— BEGIN —

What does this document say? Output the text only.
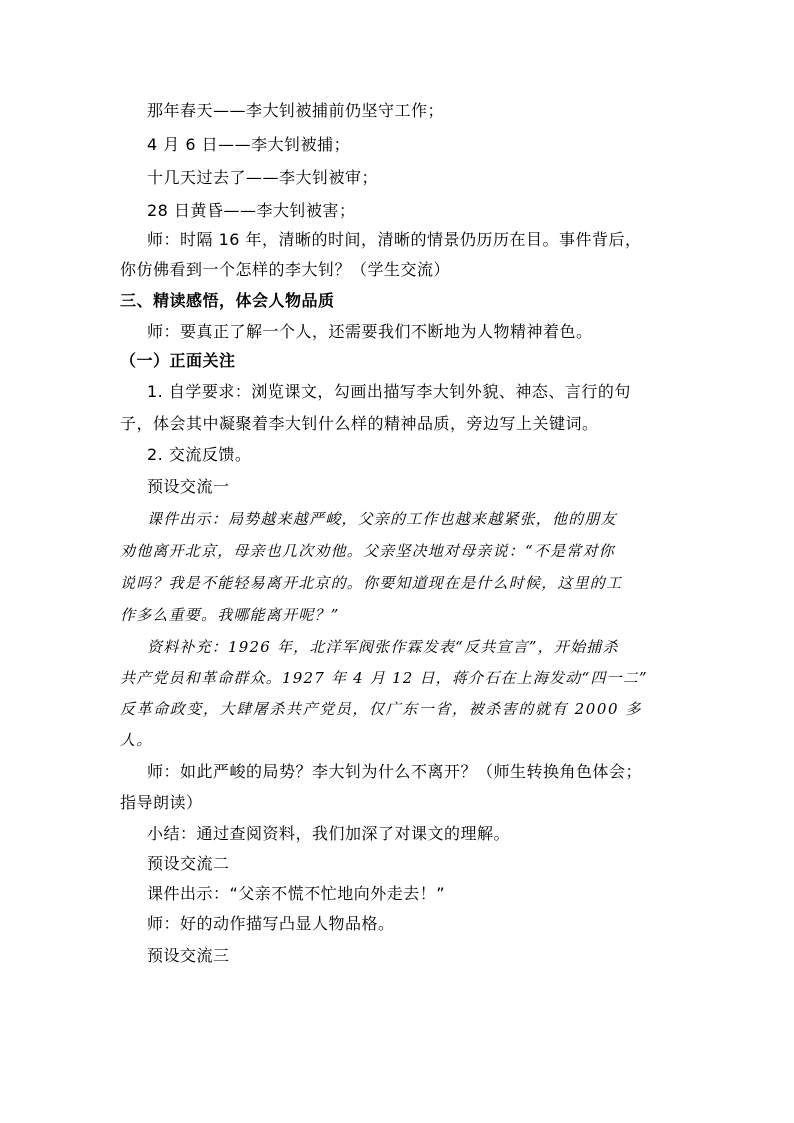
那年春天——李大钊被捕前仍坚守工作；
4 月 6 日——李大钊被捕；
十几天过去了——李大钊被审；
28 日黄昏——李大钊被害；
师：时隔 16 年，清晰的时间，清晰的情景仍历历在目。事件背后，
你仿佛看到一个怎样的李大钊？（学生交流）
三、精读感悟，体会人物品质
师：要真正了解一个人，还需要我们不断地为人物精神着色。
（一）正面关注
1. 自学要求：浏览课文，勾画出描写李大钊外貌、神态、言行的句
子，体会其中凝聚着李大钊什么样的精神品质，旁边写上关键词。
2. 交流反馈。
预设交流一
课件出示：局势越来越严峻，父亲的工作也越来越紧张，他的朋友
劝他离开北京，母亲也几次劝他。父亲坚决地对母亲说：“不是常对你
说吗？我是不能轻易离开北京的。你要知道现在是什么时候，这里的工
作多么重要。我哪能离开呢？”
资料补充：1926 年，北洋军阀张作霖发表“反共宣言”，开始捕杀
共产党员和革命群众。1927 年 4 月 12 日，蒋介石在上海发动“四一二”
反革命政变，大肆屠杀共产党员，仅广东一省，被杀害的就有 2000 多
人。
师：如此严峻的局势？李大钊为什么不离开？（师生转换角色体会；
指导朗读）
小结：通过查阅资料，我们加深了对课文的理解。
预设交流二
课件出示：“父亲不慌不忙地向外走去！”
师：好的动作描写凸显人物品格。
预设交流三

— END —

(Objective) Leave out the pictures and restate everything else word for word.

(Exercise response)
What does this document say? Output the text only.
那年春天——李大钊被捕前仍坚守工作；
4 月 6 日——李大钊被捕；
十几天过去了——李大钊被审；
28 日黄昏——李大钊被害；
师：时隔 16 年，清晰的时间，清晰的情景仍历历在目。事件背后，
你仿佛看到一个怎样的李大钊？（学生交流）
三、精读感悟，体会人物品质
师：要真正了解一个人，还需要我们不断地为人物精神着色。
（一）正面关注
1. 自学要求：浏览课文，勾画出描写李大钊外貌、神态、言行的句
子，体会其中凝聚着李大钊什么样的精神品质，旁边写上关键词。
2. 交流反馈。
预设交流一
课件出示：局势越来越严峻，父亲的工作也越来越紧张，他的朋友
劝他离开北京，母亲也几次劝他。父亲坚决地对母亲说：“不是常对你
说吗？我是不能轻易离开北京的。你要知道现在是什么时候，这里的工
作多么重要。我哪能离开呢？”
资料补充：1926 年，北洋军阀张作霖发表“反共宣言”，开始捕杀
共产党员和革命群众。1927 年 4 月 12 日，蒋介石在上海发动“四一二”
反革命政变，大肆屠杀共产党员，仅广东一省，被杀害的就有 2000 多
人。
师：如此严峻的局势？李大钊为什么不离开？（师生转换角色体会；
指导朗读）
小结：通过查阅资料，我们加深了对课文的理解。
预设交流二
课件出示：“父亲不慌不忙地向外走去！”
师：好的动作描写凸显人物品格。
预设交流三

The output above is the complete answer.